"""

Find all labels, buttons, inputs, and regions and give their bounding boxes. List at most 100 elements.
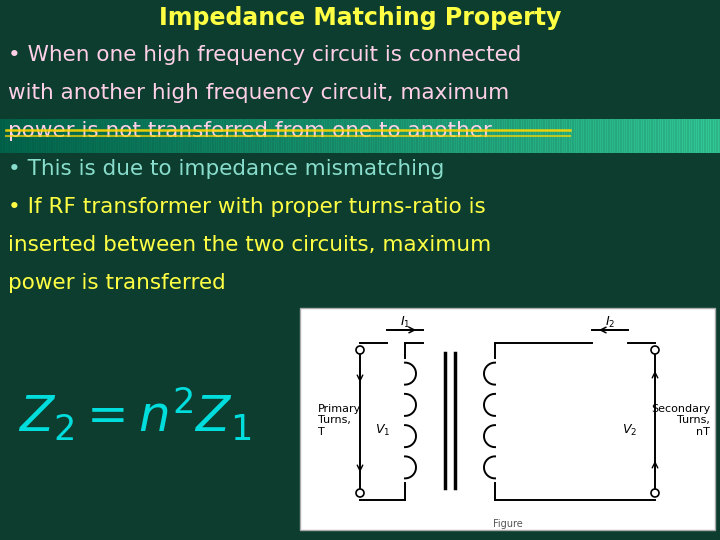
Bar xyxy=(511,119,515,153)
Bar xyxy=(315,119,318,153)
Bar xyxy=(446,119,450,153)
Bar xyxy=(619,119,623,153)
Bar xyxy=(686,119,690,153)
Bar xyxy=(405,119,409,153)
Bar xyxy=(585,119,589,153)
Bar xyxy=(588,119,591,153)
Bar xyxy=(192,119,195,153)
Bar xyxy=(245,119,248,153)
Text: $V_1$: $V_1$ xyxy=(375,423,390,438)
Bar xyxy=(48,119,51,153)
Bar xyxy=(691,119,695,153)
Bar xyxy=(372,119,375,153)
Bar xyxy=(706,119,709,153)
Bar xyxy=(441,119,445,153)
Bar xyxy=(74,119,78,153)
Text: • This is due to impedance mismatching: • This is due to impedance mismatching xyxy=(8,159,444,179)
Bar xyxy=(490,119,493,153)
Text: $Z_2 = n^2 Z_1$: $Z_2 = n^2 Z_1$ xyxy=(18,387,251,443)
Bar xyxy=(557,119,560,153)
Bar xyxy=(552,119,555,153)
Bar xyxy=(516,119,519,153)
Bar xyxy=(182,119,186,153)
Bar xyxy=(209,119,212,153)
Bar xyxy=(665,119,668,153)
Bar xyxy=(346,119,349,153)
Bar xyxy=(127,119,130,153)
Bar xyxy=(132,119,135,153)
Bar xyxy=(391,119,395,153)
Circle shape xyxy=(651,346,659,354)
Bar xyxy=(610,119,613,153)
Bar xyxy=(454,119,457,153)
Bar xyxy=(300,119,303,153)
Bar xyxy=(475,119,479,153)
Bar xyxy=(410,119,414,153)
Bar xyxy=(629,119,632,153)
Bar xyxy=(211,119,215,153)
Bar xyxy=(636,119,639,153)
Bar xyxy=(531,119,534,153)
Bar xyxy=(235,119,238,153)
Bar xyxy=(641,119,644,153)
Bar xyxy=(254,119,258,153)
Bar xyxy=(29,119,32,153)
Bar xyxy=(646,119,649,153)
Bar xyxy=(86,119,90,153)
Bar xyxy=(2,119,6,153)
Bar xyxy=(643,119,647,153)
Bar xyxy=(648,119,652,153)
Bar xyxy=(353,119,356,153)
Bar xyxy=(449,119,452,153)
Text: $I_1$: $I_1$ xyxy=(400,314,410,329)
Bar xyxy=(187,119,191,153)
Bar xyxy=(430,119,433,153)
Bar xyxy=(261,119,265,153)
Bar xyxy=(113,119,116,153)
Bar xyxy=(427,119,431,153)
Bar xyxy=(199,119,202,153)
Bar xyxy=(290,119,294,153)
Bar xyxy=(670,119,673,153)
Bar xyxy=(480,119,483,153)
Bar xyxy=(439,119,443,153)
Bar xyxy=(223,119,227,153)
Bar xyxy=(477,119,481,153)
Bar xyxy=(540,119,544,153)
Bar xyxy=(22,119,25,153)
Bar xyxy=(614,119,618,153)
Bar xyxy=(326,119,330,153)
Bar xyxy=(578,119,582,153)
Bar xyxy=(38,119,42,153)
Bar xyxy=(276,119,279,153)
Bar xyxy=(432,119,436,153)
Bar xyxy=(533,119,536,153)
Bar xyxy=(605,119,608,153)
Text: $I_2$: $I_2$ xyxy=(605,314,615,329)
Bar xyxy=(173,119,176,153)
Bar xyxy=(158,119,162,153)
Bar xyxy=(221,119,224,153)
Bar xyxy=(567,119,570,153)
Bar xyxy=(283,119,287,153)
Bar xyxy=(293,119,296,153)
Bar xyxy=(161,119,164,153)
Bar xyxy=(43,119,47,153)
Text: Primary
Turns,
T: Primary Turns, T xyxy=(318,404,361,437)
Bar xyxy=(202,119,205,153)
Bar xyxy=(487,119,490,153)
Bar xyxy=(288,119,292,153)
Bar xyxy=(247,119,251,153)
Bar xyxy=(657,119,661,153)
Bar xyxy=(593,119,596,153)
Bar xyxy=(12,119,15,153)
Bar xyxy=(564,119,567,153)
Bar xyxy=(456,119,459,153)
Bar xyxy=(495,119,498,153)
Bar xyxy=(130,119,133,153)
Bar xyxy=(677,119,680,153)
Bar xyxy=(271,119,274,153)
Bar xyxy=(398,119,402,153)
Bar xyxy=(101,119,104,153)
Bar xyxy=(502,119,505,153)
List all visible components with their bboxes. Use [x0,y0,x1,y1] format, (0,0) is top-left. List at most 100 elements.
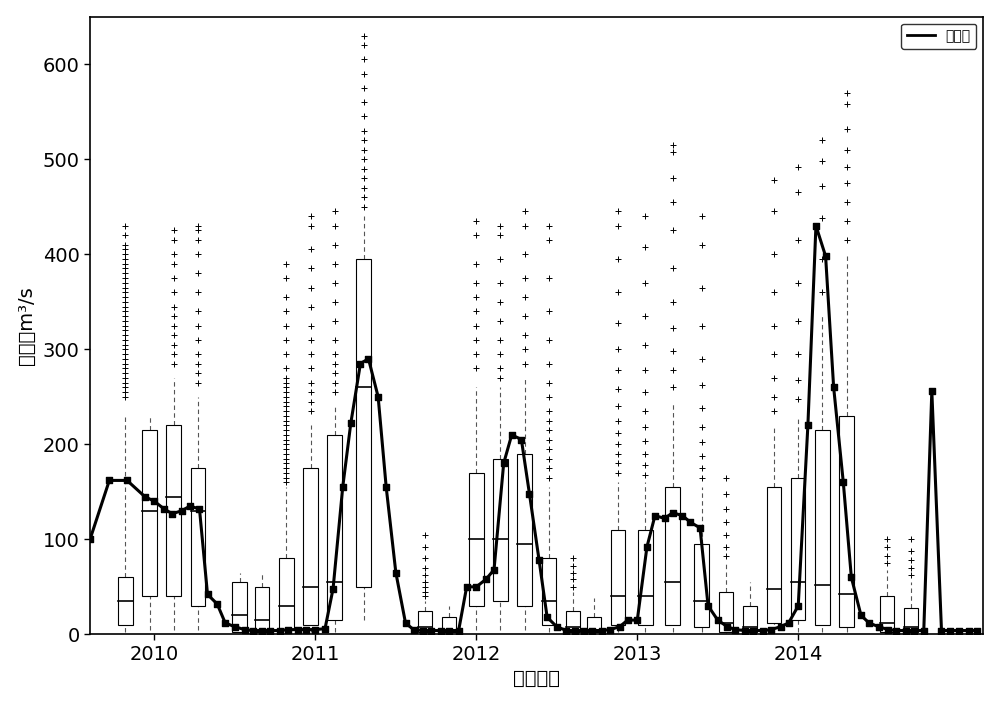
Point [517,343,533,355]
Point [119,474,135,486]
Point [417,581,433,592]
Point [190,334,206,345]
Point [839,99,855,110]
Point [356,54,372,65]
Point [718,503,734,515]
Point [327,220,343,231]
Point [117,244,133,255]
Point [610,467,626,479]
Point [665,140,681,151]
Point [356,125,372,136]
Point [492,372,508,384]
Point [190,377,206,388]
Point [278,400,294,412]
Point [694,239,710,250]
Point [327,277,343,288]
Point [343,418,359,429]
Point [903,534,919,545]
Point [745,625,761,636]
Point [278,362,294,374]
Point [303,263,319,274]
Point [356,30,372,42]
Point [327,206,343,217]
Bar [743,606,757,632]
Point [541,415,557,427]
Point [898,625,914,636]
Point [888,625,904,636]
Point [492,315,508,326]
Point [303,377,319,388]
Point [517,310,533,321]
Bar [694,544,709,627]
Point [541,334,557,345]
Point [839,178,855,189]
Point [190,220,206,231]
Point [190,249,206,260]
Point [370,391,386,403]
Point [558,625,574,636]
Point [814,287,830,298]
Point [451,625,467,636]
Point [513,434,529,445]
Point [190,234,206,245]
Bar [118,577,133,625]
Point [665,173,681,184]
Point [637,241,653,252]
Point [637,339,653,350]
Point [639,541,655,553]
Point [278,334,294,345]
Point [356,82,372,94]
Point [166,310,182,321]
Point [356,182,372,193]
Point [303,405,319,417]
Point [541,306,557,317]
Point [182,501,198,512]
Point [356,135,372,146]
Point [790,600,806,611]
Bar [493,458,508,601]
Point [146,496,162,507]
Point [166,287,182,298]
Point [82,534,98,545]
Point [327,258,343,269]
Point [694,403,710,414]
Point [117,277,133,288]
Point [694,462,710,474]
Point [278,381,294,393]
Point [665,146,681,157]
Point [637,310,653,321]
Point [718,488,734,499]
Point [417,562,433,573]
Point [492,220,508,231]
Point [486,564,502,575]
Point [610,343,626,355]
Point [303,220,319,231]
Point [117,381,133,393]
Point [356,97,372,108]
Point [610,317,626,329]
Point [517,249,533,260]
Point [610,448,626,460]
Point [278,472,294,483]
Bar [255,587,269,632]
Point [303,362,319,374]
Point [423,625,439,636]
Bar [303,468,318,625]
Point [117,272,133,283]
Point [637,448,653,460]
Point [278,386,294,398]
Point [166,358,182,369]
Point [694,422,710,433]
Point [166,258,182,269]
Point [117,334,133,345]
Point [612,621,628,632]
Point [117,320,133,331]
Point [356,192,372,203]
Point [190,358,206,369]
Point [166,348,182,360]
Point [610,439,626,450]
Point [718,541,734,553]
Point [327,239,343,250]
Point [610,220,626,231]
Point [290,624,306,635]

"""
"""

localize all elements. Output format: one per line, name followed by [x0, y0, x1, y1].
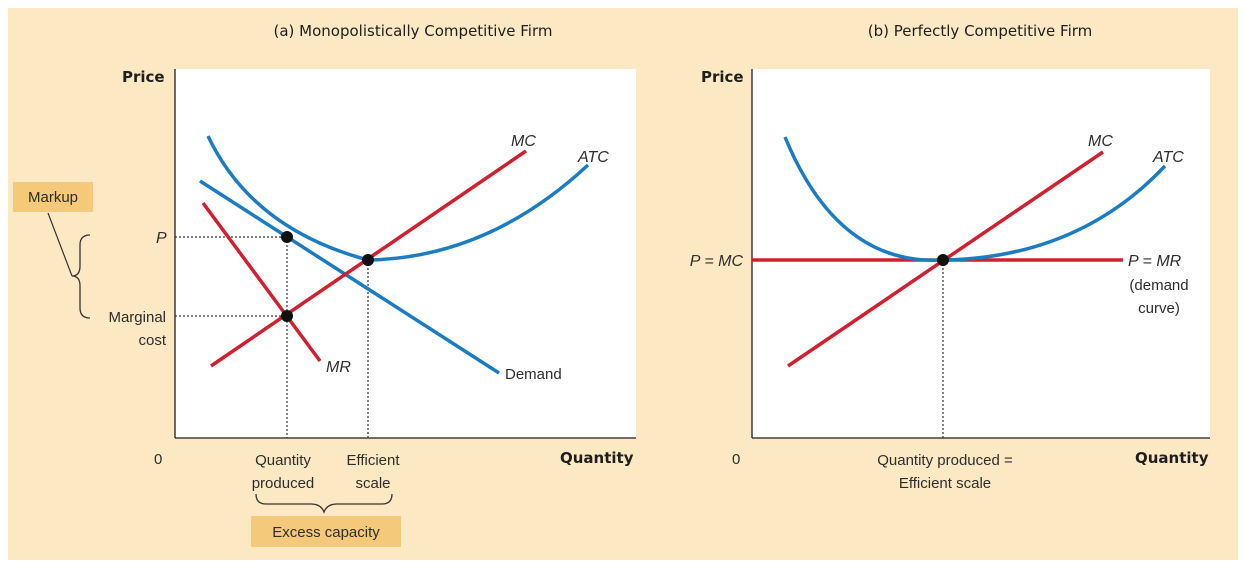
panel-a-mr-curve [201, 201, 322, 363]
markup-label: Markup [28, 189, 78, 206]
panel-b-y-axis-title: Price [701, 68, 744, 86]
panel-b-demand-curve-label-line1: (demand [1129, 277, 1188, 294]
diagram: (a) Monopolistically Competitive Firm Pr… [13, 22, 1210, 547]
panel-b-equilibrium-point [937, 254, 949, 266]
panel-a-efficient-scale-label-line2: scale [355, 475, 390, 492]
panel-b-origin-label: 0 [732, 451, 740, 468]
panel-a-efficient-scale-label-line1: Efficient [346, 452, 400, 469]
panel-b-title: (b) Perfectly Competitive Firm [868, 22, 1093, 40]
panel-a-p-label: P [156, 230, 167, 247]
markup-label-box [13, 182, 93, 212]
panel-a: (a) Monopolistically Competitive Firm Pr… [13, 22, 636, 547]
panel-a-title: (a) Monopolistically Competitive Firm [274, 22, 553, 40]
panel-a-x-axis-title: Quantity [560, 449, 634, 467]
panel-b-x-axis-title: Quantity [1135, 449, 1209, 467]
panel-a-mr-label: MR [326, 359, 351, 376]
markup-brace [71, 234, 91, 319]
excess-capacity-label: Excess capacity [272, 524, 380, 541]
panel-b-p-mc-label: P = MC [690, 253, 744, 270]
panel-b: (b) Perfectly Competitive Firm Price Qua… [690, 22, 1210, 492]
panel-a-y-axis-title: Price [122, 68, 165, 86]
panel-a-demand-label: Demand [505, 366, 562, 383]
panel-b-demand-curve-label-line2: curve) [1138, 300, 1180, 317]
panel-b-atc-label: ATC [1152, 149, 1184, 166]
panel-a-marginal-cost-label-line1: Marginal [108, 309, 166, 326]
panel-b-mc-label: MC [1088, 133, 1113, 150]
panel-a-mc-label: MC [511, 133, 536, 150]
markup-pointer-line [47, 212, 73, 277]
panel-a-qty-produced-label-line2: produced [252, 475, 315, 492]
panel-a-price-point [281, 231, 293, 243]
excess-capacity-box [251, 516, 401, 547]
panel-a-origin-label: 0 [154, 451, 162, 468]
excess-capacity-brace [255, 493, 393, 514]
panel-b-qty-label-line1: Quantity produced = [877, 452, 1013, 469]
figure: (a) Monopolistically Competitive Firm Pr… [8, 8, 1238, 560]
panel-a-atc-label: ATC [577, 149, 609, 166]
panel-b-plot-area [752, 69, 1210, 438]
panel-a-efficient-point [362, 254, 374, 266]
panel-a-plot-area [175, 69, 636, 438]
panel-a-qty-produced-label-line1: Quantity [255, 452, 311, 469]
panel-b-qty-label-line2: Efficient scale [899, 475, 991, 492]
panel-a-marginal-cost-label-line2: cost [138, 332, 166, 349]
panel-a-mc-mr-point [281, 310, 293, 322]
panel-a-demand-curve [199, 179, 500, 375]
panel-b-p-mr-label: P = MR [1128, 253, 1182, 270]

"""

Aim:
Print the records from the line with "panel-a-mr-curve [201, 201, 322, 363]" up to and including the line with "panel-b-p-mc-label: P = MC", reproducing each line verbatim and adding nothing else.

Output of the task:
panel-a-mr-curve [201, 201, 322, 363]
markup-label: Markup [28, 189, 78, 206]
panel-b-y-axis-title: Price [701, 68, 744, 86]
panel-b-demand-curve-label-line1: (demand [1129, 277, 1188, 294]
diagram: (a) Monopolistically Competitive Firm Pr… [13, 22, 1210, 547]
panel-b-equilibrium-point [937, 254, 949, 266]
panel-a-efficient-scale-label-line2: scale [355, 475, 390, 492]
panel-b-origin-label: 0 [732, 451, 740, 468]
panel-a-efficient-scale-label-line1: Efficient [346, 452, 400, 469]
panel-b-title: (b) Perfectly Competitive Firm [868, 22, 1093, 40]
panel-a-p-label: P [156, 230, 167, 247]
markup-label-box [13, 182, 93, 212]
panel-a: (a) Monopolistically Competitive Firm Pr… [13, 22, 636, 547]
panel-a-title: (a) Monopolistically Competitive Firm [274, 22, 553, 40]
panel-a-x-axis-title: Quantity [560, 449, 634, 467]
panel-b-x-axis-title: Quantity [1135, 449, 1209, 467]
panel-a-mr-label: MR [326, 359, 351, 376]
markup-brace [71, 234, 91, 319]
excess-capacity-label: Excess capacity [272, 524, 380, 541]
panel-b-p-mc-label: P = MC [690, 253, 744, 270]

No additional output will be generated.